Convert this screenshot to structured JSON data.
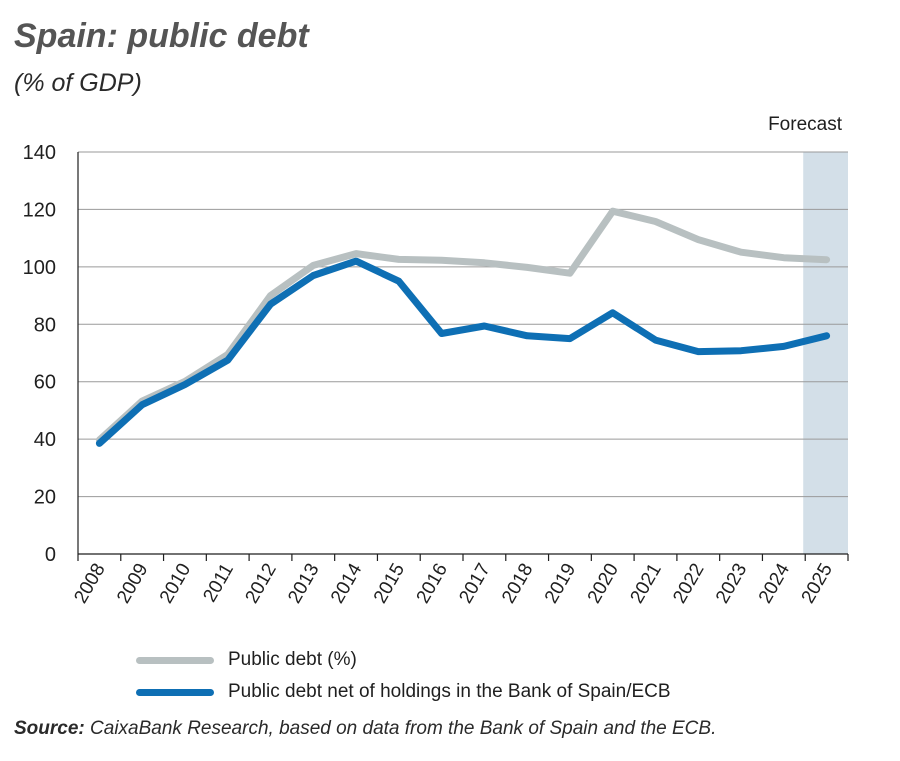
{
  "header": {
    "title": "Spain: public debt",
    "subtitle": "(% of GDP)"
  },
  "chart_data": {
    "type": "line",
    "title": "Spain: public debt",
    "subtitle": "(% of GDP)",
    "xlabel": "",
    "ylabel": "",
    "ylim": [
      0,
      140
    ],
    "yticks": [
      0,
      20,
      40,
      60,
      80,
      100,
      120,
      140
    ],
    "grid": "horizontal",
    "categories": [
      "2008",
      "2009",
      "2010",
      "2011",
      "2012",
      "2013",
      "2014",
      "2015",
      "2016",
      "2017",
      "2018",
      "2019",
      "2020",
      "2021",
      "2022",
      "2023",
      "2024",
      "2025"
    ],
    "series": [
      {
        "name": "Public debt (%)",
        "color": "#b8c0c1",
        "values": [
          39.7,
          53.3,
          60.1,
          69.5,
          90.0,
          100.5,
          104.6,
          102.6,
          102.3,
          101.4,
          99.8,
          97.8,
          119.4,
          115.8,
          109.5,
          105.1,
          103.2,
          102.5
        ]
      },
      {
        "name": "Public debt net of holdings in the Bank of Spain/ECB",
        "color": "#0e6fb4",
        "values": [
          38.5,
          52.0,
          59.0,
          67.5,
          87.0,
          97.0,
          102.0,
          95.0,
          76.8,
          79.4,
          76.0,
          75.0,
          84.0,
          74.5,
          70.5,
          70.8,
          72.3,
          76.0
        ]
      }
    ],
    "forecast": {
      "label": "Forecast",
      "from": "2024",
      "to": "2025",
      "color": "#d3dfe8"
    },
    "legend_position": "bottom"
  },
  "legend": {
    "items": [
      {
        "label": "Public debt (%)",
        "color": "#b8c0c1"
      },
      {
        "label": "Public debt net of holdings in the Bank of Spain/ECB",
        "color": "#0e6fb4"
      }
    ]
  },
  "footer": {
    "source_label": "Source:",
    "source_text": " CaixaBank Research, based on data from the Bank of Spain and the ECB."
  }
}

== == ==

[THE REQUEST] Leaving the pictures aside, transcribe the entire listing exactly.

[WRITTEN RESPONSE]
Convert this screenshot to structured JSON data.
{
  "header": {
    "title": "Spain: public debt",
    "subtitle": "(% of GDP)"
  },
  "chart_data": {
    "type": "line",
    "title": "Spain: public debt",
    "subtitle": "(% of GDP)",
    "xlabel": "",
    "ylabel": "",
    "ylim": [
      0,
      140
    ],
    "yticks": [
      0,
      20,
      40,
      60,
      80,
      100,
      120,
      140
    ],
    "grid": "horizontal",
    "categories": [
      "2008",
      "2009",
      "2010",
      "2011",
      "2012",
      "2013",
      "2014",
      "2015",
      "2016",
      "2017",
      "2018",
      "2019",
      "2020",
      "2021",
      "2022",
      "2023",
      "2024",
      "2025"
    ],
    "series": [
      {
        "name": "Public debt (%)",
        "color": "#b8c0c1",
        "values": [
          39.7,
          53.3,
          60.1,
          69.5,
          90.0,
          100.5,
          104.6,
          102.6,
          102.3,
          101.4,
          99.8,
          97.8,
          119.4,
          115.8,
          109.5,
          105.1,
          103.2,
          102.5
        ]
      },
      {
        "name": "Public debt net of holdings in the Bank of Spain/ECB",
        "color": "#0e6fb4",
        "values": [
          38.5,
          52.0,
          59.0,
          67.5,
          87.0,
          97.0,
          102.0,
          95.0,
          76.8,
          79.4,
          76.0,
          75.0,
          84.0,
          74.5,
          70.5,
          70.8,
          72.3,
          76.0
        ]
      }
    ],
    "forecast": {
      "label": "Forecast",
      "from": "2024",
      "to": "2025",
      "color": "#d3dfe8"
    },
    "legend_position": "bottom"
  },
  "legend": {
    "items": [
      {
        "label": "Public debt (%)",
        "color": "#b8c0c1"
      },
      {
        "label": "Public debt net of holdings in the Bank of Spain/ECB",
        "color": "#0e6fb4"
      }
    ]
  },
  "footer": {
    "source_label": "Source:",
    "source_text": " CaixaBank Research, based on data from the Bank of Spain and the ECB."
  }
}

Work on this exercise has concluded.